# WRITTEN INSTRUCTION
Copy every line of the following data that includes the string "люблю".
━━━━━━━━━━━━━━━━━━━━
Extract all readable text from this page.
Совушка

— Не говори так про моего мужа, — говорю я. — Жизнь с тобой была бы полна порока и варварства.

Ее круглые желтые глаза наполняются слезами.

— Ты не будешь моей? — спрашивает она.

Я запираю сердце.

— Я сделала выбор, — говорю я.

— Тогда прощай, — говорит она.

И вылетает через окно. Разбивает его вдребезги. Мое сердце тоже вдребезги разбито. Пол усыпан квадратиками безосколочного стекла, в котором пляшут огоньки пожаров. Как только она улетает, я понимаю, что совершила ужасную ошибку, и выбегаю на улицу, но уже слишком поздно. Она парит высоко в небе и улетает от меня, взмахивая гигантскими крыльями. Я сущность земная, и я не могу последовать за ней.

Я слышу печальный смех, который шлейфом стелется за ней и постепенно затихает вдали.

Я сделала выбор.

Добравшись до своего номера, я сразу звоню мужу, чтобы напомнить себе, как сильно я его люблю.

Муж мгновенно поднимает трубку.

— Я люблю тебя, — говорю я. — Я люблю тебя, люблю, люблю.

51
━━━━━━━━━━━━━━━━━━━━
# TASK RESULT
Добравшись до своего номера, я сразу звоню мужу, чтобы напомнить себе, как сильно я его люблю.
— Я люблю тебя, — говорю я. — Я люблю тебя, люблю, люблю.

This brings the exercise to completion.